=== Page ===
Uploaded image for project: 'OpenShift Bugs'
  1. OpenShift Bugs
  2. OCPBUGS-37087

Failed to create pod sandbox when using several NADs using the same OVN localnet bridge mapping

XMLWordPrintable

    • Critical
    • None
    • False
    • Hide

      None

      Show
      None
    • 07/23 NAD config change doesn't take. Maybe a timing issue? Workaround is in the linked KCS. BQI:Fair

      Description of problem:
      This issue happens after some NADs using the same OVN localnet bridge mapping have been reconfigured with a different vlanID or no vlanID at all.

      Initial state (all working OK):

      • NNCP with a single OVN bridge-mapping.
      • 2 NADs in different namespaces with the same vlanID configuration and using the bridge mapping.
      • 2 VMs, each one in the NAD namespaces making use of the network. The virt-launcher pods run fine.

      After that, I stop the VMs and reconfigure the NADs removing the vlanID. When starting the VMs only one of them runs, the other one fails with a FailedCreatePodSandBox event.

      Version-Release number of selected component (if applicable):
      OCP 4.15.20
      OCP Virt 4.15.2
      OVN-Kubernetes

      How reproducible:

      Most of the times, but not always.

      Steps to Reproduce:

      1. Create 2 namespaces: test1 and test2

      2. Create a NNCP with a bridge mapping using br-ex:

      spec:
        desiredState:
          ovn:
            bridge-mappings:
            - bridge: br-ex
              localnet: localnet-test-1
              state: present
        nodeSelector:
          node-role.kubernetes.io/worker: ""

=== Exercise materials ===

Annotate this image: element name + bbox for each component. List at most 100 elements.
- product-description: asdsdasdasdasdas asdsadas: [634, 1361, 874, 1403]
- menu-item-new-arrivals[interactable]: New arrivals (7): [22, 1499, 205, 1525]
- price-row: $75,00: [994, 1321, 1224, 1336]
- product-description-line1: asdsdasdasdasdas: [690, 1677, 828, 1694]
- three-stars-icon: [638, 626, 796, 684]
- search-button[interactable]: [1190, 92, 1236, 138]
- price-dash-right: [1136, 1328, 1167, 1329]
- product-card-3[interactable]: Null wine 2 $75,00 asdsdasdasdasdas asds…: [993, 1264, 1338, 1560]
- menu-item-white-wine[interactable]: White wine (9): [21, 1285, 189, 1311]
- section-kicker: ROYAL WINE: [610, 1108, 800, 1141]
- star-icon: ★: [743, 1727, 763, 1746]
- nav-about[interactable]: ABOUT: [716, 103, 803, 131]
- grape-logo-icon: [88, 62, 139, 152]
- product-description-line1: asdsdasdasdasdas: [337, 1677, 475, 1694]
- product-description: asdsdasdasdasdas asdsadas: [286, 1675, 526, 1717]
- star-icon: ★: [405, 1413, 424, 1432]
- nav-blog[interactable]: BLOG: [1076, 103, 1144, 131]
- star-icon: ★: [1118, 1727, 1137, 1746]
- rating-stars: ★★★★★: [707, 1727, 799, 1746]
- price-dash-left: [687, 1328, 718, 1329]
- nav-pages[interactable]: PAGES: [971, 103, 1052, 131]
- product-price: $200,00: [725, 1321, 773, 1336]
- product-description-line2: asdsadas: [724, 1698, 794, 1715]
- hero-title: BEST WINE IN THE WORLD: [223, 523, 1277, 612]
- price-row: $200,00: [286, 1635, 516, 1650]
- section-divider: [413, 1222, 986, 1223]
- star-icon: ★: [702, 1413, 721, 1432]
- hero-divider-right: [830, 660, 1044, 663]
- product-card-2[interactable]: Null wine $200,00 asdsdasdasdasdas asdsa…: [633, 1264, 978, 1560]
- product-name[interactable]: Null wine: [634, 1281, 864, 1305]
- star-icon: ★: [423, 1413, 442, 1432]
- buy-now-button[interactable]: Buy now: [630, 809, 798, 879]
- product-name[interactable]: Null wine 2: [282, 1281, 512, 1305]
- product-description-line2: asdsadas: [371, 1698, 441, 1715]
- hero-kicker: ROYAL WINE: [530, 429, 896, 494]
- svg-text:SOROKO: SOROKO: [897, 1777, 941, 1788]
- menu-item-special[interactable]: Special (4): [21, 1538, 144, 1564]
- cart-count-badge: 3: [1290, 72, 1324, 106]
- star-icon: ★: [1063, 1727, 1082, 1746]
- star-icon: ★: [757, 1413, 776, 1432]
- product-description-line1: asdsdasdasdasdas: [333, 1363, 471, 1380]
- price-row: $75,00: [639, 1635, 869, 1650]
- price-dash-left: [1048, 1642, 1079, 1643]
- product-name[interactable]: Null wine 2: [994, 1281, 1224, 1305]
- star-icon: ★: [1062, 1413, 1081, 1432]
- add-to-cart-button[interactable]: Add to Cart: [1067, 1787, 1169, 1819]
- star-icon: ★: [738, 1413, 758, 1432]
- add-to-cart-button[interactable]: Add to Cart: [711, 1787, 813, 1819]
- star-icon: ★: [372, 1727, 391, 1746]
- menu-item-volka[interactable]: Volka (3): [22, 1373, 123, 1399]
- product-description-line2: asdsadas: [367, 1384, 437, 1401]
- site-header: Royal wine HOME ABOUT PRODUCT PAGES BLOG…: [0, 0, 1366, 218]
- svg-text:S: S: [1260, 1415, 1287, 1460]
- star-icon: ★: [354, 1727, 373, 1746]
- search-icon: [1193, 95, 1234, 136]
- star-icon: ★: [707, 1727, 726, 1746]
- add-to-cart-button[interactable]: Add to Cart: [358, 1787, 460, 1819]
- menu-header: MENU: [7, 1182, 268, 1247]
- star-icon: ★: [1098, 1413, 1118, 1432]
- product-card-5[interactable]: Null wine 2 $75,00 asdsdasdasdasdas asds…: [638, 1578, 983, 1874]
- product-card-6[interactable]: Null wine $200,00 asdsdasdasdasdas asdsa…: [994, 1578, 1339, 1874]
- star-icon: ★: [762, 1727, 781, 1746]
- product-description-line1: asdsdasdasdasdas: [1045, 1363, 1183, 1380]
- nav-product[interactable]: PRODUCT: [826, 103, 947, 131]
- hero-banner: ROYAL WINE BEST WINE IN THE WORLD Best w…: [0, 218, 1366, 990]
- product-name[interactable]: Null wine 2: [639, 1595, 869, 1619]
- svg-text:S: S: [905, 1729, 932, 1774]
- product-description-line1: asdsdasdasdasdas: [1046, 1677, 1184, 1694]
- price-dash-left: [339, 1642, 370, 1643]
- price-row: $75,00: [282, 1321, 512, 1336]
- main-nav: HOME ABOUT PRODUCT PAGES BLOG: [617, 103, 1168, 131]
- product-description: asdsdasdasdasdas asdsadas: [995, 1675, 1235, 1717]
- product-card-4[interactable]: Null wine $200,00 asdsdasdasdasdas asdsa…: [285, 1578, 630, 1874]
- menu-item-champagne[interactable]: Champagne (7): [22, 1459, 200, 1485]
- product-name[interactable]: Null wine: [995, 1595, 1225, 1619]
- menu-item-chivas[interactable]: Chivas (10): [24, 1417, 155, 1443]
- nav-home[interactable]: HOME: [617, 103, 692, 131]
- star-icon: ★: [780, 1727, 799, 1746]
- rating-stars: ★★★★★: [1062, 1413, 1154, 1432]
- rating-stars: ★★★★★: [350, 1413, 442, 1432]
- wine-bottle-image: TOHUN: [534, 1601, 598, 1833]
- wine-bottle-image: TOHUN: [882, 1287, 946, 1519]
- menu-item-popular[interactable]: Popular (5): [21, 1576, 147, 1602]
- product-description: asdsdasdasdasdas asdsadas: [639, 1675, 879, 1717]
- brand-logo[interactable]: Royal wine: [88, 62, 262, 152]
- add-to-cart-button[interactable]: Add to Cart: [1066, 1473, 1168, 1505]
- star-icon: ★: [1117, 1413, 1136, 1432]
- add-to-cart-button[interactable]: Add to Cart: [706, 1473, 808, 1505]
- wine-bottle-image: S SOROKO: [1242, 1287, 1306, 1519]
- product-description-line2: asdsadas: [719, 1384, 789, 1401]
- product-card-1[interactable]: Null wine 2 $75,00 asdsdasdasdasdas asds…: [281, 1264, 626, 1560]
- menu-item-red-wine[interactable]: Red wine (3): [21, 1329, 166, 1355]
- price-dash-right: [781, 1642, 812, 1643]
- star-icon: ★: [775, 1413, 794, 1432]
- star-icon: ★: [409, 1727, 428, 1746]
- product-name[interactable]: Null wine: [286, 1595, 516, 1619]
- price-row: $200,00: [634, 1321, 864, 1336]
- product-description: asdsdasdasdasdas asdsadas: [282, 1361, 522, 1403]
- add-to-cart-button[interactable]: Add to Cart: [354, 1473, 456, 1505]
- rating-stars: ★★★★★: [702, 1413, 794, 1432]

=== Exercise requirements ===
a. Output the portion of the bug report that begins with the words containing "After that, I" and ends with "a FailedCreatePodSandBox event.", copied word for word.
b. Return, unchanged, the lines of the records from the very first line through the line containing "- cart-count-badge: 3: [1290, 72, 1324, 106]", both included, and nothing else.

=== Responses in order ===
a.
After that, I stop the VMs and reconfigure the NADs removing the vlanID. When starting the VMs only one of them runs, the other one fails with a FailedCreatePodSandBox event.

b.
Annotate this image: element name + bbox for each component. List at most 100 elements.
- product-description: asdsdasdasdasdas asdsadas: [634, 1361, 874, 1403]
- menu-item-new-arrivals[interactable]: New arrivals (7): [22, 1499, 205, 1525]
- price-row: $75,00: [994, 1321, 1224, 1336]
- product-description-line1: asdsdasdasdasdas: [690, 1677, 828, 1694]
- three-stars-icon: [638, 626, 796, 684]
- search-button[interactable]: [1190, 92, 1236, 138]
- price-dash-right: [1136, 1328, 1167, 1329]
- product-card-3[interactable]: Null wine 2 $75,00 asdsdasdasdasdas asds…: [993, 1264, 1338, 1560]
- menu-item-white-wine[interactable]: White wine (9): [21, 1285, 189, 1311]
- section-kicker: ROYAL WINE: [610, 1108, 800, 1141]
- star-icon: ★: [743, 1727, 763, 1746]
- nav-about[interactable]: ABOUT: [716, 103, 803, 131]
- grape-logo-icon: [88, 62, 139, 152]
- product-description-line1: asdsdasdasdasdas: [337, 1677, 475, 1694]
- product-description: asdsdasdasdasdas asdsadas: [286, 1675, 526, 1717]
- star-icon: ★: [405, 1413, 424, 1432]
- nav-blog[interactable]: BLOG: [1076, 103, 1144, 131]
- star-icon: ★: [1118, 1727, 1137, 1746]
- rating-stars: ★★★★★: [707, 1727, 799, 1746]
- price-dash-left: [687, 1328, 718, 1329]
- nav-pages[interactable]: PAGES: [971, 103, 1052, 131]
- product-price: $200,00: [725, 1321, 773, 1336]
- product-description-line2: asdsadas: [724, 1698, 794, 1715]
- hero-title: BEST WINE IN THE WORLD: [223, 523, 1277, 612]
- price-row: $200,00: [286, 1635, 516, 1650]
- section-divider: [413, 1222, 986, 1223]
- star-icon: ★: [702, 1413, 721, 1432]
- hero-divider-right: [830, 660, 1044, 663]
- product-card-2[interactable]: Null wine $200,00 asdsdasdasdasdas asdsa…: [633, 1264, 978, 1560]
- product-name[interactable]: Null wine: [634, 1281, 864, 1305]
- star-icon: ★: [423, 1413, 442, 1432]
- buy-now-button[interactable]: Buy now: [630, 809, 798, 879]
- product-name[interactable]: Null wine 2: [282, 1281, 512, 1305]
- product-description-line2: asdsadas: [371, 1698, 441, 1715]
- hero-kicker: ROYAL WINE: [530, 429, 896, 494]
- svg-text:SOROKO: SOROKO: [897, 1777, 941, 1788]
- menu-item-special[interactable]: Special (4): [21, 1538, 144, 1564]
- cart-count-badge: 3: [1290, 72, 1324, 106]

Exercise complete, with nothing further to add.